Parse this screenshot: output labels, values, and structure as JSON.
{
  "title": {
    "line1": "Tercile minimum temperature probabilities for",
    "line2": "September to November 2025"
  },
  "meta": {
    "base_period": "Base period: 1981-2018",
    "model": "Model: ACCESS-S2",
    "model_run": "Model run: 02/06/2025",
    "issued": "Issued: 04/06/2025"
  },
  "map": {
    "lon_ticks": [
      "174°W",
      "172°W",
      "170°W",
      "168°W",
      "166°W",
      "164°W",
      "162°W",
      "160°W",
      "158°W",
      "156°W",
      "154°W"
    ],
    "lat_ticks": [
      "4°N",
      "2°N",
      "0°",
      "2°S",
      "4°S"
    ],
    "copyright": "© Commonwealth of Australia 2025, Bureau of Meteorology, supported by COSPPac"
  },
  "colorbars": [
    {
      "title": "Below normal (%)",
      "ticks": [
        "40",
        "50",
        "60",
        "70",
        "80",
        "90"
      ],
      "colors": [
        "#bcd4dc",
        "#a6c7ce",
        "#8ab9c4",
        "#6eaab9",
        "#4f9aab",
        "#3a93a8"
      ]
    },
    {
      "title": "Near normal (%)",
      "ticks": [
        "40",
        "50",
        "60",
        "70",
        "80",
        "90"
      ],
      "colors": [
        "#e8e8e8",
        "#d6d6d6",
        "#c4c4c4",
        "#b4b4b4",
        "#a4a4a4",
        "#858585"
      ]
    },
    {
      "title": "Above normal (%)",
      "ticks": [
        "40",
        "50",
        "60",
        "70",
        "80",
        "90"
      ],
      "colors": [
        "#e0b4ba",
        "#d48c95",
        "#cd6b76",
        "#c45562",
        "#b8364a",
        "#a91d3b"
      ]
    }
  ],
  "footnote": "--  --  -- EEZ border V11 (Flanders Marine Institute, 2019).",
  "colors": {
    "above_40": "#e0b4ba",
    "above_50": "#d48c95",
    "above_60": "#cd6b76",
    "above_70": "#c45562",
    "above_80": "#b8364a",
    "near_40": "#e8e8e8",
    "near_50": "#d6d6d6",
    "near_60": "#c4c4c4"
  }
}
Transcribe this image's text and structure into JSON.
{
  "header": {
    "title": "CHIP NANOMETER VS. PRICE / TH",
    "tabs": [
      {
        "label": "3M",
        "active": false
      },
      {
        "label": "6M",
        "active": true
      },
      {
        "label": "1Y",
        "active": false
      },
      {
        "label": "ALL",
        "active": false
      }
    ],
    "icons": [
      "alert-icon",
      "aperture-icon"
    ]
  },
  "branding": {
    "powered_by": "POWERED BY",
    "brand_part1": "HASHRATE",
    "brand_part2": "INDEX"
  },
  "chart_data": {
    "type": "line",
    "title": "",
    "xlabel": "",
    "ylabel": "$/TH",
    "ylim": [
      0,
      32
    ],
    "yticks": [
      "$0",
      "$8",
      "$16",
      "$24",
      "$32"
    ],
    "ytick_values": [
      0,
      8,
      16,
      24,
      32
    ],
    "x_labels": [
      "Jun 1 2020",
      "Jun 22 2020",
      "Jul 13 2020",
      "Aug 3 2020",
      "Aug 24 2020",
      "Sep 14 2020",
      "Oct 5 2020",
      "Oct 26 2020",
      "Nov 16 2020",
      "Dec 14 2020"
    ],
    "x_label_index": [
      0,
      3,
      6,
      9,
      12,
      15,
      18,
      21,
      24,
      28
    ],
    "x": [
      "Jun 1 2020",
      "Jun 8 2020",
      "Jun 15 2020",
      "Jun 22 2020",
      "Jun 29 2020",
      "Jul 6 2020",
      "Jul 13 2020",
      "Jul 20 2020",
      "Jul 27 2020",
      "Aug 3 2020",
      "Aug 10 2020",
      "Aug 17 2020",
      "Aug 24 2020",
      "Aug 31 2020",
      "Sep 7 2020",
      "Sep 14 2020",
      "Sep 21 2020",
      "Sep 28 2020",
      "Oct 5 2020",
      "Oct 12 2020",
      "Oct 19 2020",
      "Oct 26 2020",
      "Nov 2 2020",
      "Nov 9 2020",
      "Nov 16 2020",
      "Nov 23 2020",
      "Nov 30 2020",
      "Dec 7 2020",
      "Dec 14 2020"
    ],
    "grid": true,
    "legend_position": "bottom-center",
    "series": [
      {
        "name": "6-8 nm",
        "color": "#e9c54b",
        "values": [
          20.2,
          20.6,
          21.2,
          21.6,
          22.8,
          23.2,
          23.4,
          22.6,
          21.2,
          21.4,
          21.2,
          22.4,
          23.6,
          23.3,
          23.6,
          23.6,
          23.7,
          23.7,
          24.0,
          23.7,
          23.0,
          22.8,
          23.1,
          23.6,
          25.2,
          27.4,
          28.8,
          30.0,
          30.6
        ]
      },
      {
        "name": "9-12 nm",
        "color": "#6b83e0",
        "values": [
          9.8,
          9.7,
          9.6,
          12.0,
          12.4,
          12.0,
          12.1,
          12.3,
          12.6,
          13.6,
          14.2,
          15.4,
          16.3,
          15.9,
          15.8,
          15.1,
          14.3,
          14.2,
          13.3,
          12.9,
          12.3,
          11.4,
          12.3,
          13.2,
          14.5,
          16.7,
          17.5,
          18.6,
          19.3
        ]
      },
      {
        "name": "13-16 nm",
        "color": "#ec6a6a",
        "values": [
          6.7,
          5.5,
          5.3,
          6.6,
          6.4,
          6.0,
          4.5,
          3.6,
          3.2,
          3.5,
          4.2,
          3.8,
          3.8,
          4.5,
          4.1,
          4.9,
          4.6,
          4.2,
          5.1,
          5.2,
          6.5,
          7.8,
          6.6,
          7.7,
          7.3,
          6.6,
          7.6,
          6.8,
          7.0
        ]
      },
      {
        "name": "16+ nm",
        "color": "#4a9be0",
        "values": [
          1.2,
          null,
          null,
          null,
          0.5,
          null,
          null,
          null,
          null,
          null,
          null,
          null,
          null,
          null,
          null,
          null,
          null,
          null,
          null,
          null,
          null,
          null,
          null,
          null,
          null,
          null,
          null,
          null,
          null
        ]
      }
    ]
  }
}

··········

*TO BE DONE*
Repeat the entries exactly, all of them.

*SOLVED EXERCISE*
Parse this screenshot: output labels, values, and structure as JSON.
{
  "title": {
    "line1": "Tercile minimum temperature probabilities for",
    "line2": "September to November 2025"
  },
  "meta": {
    "base_period": "Base period: 1981-2018",
    "model": "Model: ACCESS-S2",
    "model_run": "Model run: 02/06/2025",
    "issued": "Issued: 04/06/2025"
  },
  "map": {
    "lon_ticks": [
      "174°W",
      "172°W",
      "170°W",
      "168°W",
      "166°W",
      "164°W",
      "162°W",
      "160°W",
      "158°W",
      "156°W",
      "154°W"
    ],
    "lat_ticks": [
      "4°N",
      "2°N",
      "0°",
      "2°S",
      "4°S"
    ],
    "copyright": "© Commonwealth of Australia 2025, Bureau of Meteorology, supported by COSPPac"
  },
  "colorbars": [
    {
      "title": "Below normal (%)",
      "ticks": [
        "40",
        "50",
        "60",
        "70",
        "80",
        "90"
      ],
      "colors": [
        "#bcd4dc",
        "#a6c7ce",
        "#8ab9c4",
        "#6eaab9",
        "#4f9aab",
        "#3a93a8"
      ]
    },
    {
      "title": "Near normal (%)",
      "ticks": [
        "40",
        "50",
        "60",
        "70",
        "80",
        "90"
      ],
      "colors": [
        "#e8e8e8",
        "#d6d6d6",
        "#c4c4c4",
        "#b4b4b4",
        "#a4a4a4",
        "#858585"
      ]
    },
    {
      "title": "Above normal (%)",
      "ticks": [
        "40",
        "50",
        "60",
        "70",
        "80",
        "90"
      ],
      "colors": [
        "#e0b4ba",
        "#d48c95",
        "#cd6b76",
        "#c45562",
        "#b8364a",
        "#a91d3b"
      ]
    }
  ],
  "footnote": "--  --  -- EEZ border V11 (Flanders Marine Institute, 2019).",
  "colors": {
    "above_40": "#e0b4ba",
    "above_50": "#d48c95",
    "above_60": "#cd6b76",
    "above_70": "#c45562",
    "above_80": "#b8364a",
    "near_40": "#e8e8e8",
    "near_50": "#d6d6d6",
    "near_60": "#c4c4c4"
  }
}
Transcribe this image's text and structure into JSON.
{
  "header": {
    "title": "CHIP NANOMETER VS. PRICE / TH",
    "tabs": [
      {
        "label": "3M",
        "active": false
      },
      {
        "label": "6M",
        "active": true
      },
      {
        "label": "1Y",
        "active": false
      },
      {
        "label": "ALL",
        "active": false
      }
    ],
    "icons": [
      "alert-icon",
      "aperture-icon"
    ]
  },
  "branding": {
    "powered_by": "POWERED BY",
    "brand_part1": "HASHRATE",
    "brand_part2": "INDEX"
  },
  "chart_data": {
    "type": "line",
    "title": "",
    "xlabel": "",
    "ylabel": "$/TH",
    "ylim": [
      0,
      32
    ],
    "yticks": [
      "$0",
      "$8",
      "$16",
      "$24",
      "$32"
    ],
    "ytick_values": [
      0,
      8,
      16,
      24,
      32
    ],
    "x_labels": [
      "Jun 1 2020",
      "Jun 22 2020",
      "Jul 13 2020",
      "Aug 3 2020",
      "Aug 24 2020",
      "Sep 14 2020",
      "Oct 5 2020",
      "Oct 26 2020",
      "Nov 16 2020",
      "Dec 14 2020"
    ],
    "x_label_index": [
      0,
      3,
      6,
      9,
      12,
      15,
      18,
      21,
      24,
      28
    ],
    "x": [
      "Jun 1 2020",
      "Jun 8 2020",
      "Jun 15 2020",
      "Jun 22 2020",
      "Jun 29 2020",
      "Jul 6 2020",
      "Jul 13 2020",
      "Jul 20 2020",
      "Jul 27 2020",
      "Aug 3 2020",
      "Aug 10 2020",
      "Aug 17 2020",
      "Aug 24 2020",
      "Aug 31 2020",
      "Sep 7 2020",
      "Sep 14 2020",
      "Sep 21 2020",
      "Sep 28 2020",
      "Oct 5 2020",
      "Oct 12 2020",
      "Oct 19 2020",
      "Oct 26 2020",
      "Nov 2 2020",
      "Nov 9 2020",
      "Nov 16 2020",
      "Nov 23 2020",
      "Nov 30 2020",
      "Dec 7 2020",
      "Dec 14 2020"
    ],
    "grid": true,
    "legend_position": "bottom-center",
    "series": [
      {
        "name": "6-8 nm",
        "color": "#e9c54b",
        "values": [
          20.2,
          20.6,
          21.2,
          21.6,
          22.8,
          23.2,
          23.4,
          22.6,
          21.2,
          21.4,
          21.2,
          22.4,
          23.6,
          23.3,
          23.6,
          23.6,
          23.7,
          23.7,
          24.0,
          23.7,
          23.0,
          22.8,
          23.1,
          23.6,
          25.2,
          27.4,
          28.8,
          30.0,
          30.6
        ]
      },
      {
        "name": "9-12 nm",
        "color": "#6b83e0",
        "values": [
          9.8,
          9.7,
          9.6,
          12.0,
          12.4,
          12.0,
          12.1,
          12.3,
          12.6,
          13.6,
          14.2,
          15.4,
          16.3,
          15.9,
          15.8,
          15.1,
          14.3,
          14.2,
          13.3,
          12.9,
          12.3,
          11.4,
          12.3,
          13.2,
          14.5,
          16.7,
          17.5,
          18.6,
          19.3
        ]
      },
      {
        "name": "13-16 nm",
        "color": "#ec6a6a",
        "values": [
          6.7,
          5.5,
          5.3,
          6.6,
          6.4,
          6.0,
          4.5,
          3.6,
          3.2,
          3.5,
          4.2,
          3.8,
          3.8,
          4.5,
          4.1,
          4.9,
          4.6,
          4.2,
          5.1,
          5.2,
          6.5,
          7.8,
          6.6,
          7.7,
          7.3,
          6.6,
          7.6,
          6.8,
          7.0
        ]
      },
      {
        "name": "16+ nm",
        "color": "#4a9be0",
        "values": [
          1.2,
          null,
          null,
          null,
          0.5,
          null,
          null,
          null,
          null,
          null,
          null,
          null,
          null,
          null,
          null,
          null,
          null,
          null,
          null,
          null,
          null,
          null,
          null,
          null,
          null,
          null,
          null,
          null,
          null
        ]
      }
    ]
  }
}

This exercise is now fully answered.